━━ Working data

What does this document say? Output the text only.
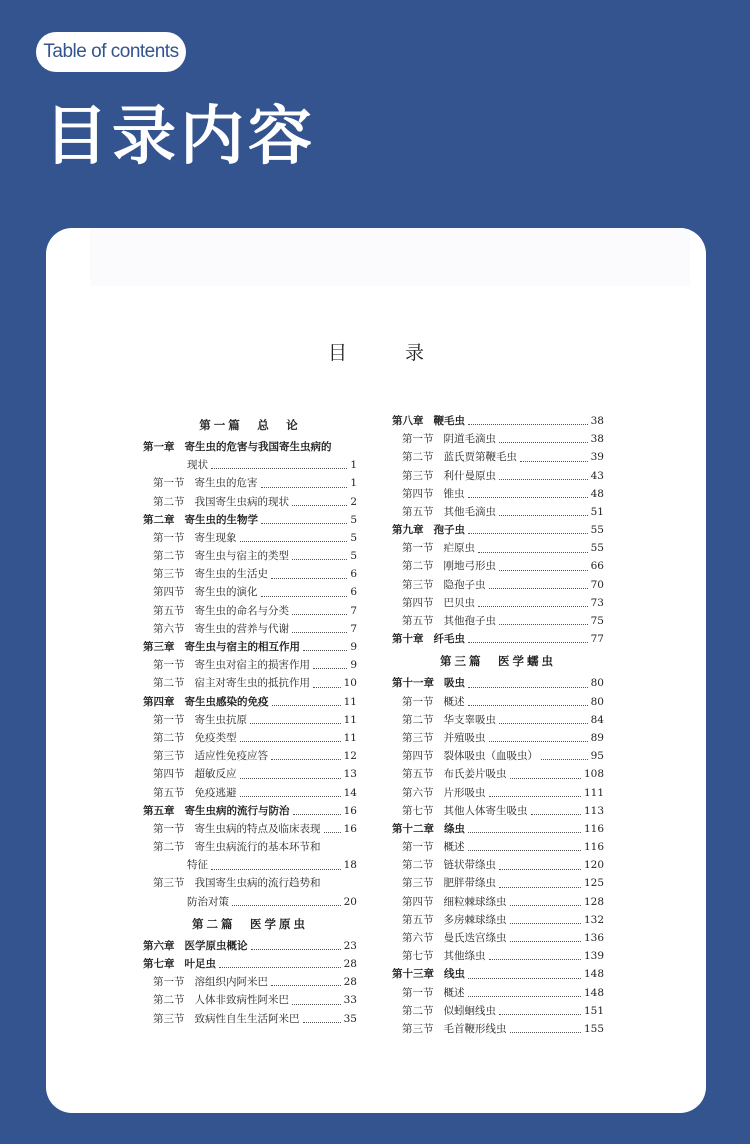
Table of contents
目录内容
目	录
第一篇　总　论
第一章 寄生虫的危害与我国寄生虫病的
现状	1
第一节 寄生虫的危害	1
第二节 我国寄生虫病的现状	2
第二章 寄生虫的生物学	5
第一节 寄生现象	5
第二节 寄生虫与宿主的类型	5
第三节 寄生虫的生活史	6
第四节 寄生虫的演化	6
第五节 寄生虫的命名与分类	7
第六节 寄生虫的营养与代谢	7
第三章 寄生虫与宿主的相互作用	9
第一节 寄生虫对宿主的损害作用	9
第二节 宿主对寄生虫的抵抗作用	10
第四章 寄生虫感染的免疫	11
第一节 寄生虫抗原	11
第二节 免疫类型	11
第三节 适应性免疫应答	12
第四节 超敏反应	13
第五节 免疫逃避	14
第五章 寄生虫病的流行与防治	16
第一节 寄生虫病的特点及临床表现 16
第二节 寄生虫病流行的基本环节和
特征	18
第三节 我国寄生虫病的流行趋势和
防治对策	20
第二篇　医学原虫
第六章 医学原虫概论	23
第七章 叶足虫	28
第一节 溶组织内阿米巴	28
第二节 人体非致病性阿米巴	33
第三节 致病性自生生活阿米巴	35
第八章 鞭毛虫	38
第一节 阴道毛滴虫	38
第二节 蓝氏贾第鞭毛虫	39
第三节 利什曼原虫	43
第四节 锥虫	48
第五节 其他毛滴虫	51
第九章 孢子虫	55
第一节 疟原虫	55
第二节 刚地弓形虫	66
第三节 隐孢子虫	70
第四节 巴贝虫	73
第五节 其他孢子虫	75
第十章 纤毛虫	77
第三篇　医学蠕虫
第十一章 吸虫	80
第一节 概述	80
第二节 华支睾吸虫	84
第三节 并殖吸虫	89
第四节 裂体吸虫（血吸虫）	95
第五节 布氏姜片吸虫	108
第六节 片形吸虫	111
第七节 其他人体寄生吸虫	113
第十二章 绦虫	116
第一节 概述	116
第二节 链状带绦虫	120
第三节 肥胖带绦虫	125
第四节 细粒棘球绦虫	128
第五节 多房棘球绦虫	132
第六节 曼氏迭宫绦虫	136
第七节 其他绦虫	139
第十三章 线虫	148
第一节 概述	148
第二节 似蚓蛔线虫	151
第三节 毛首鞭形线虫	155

━━━━
━━ Working data

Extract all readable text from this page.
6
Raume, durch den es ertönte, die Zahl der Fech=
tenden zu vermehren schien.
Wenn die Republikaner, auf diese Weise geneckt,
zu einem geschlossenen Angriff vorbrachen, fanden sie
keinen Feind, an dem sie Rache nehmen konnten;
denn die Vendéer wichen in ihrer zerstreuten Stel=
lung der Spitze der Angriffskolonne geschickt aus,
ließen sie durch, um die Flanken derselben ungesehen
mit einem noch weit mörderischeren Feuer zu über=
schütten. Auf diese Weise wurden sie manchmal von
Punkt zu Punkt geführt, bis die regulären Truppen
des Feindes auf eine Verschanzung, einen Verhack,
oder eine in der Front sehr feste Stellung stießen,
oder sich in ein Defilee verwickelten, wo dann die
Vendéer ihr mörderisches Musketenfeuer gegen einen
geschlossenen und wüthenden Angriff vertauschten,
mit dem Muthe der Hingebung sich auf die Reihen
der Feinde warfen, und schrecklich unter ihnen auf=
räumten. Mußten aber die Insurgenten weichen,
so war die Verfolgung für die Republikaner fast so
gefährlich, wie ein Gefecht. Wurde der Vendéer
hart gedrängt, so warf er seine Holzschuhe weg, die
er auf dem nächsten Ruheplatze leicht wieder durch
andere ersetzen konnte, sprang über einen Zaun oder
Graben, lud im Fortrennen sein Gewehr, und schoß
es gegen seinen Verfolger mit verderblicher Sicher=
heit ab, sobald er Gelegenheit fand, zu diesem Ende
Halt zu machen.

━━━━

List the lines that contain the word "geschlossenen".

zu einem geschlossenen Angriff vorbrachen, fanden sie
geschlossenen und wüthenden Angriff vertauschten,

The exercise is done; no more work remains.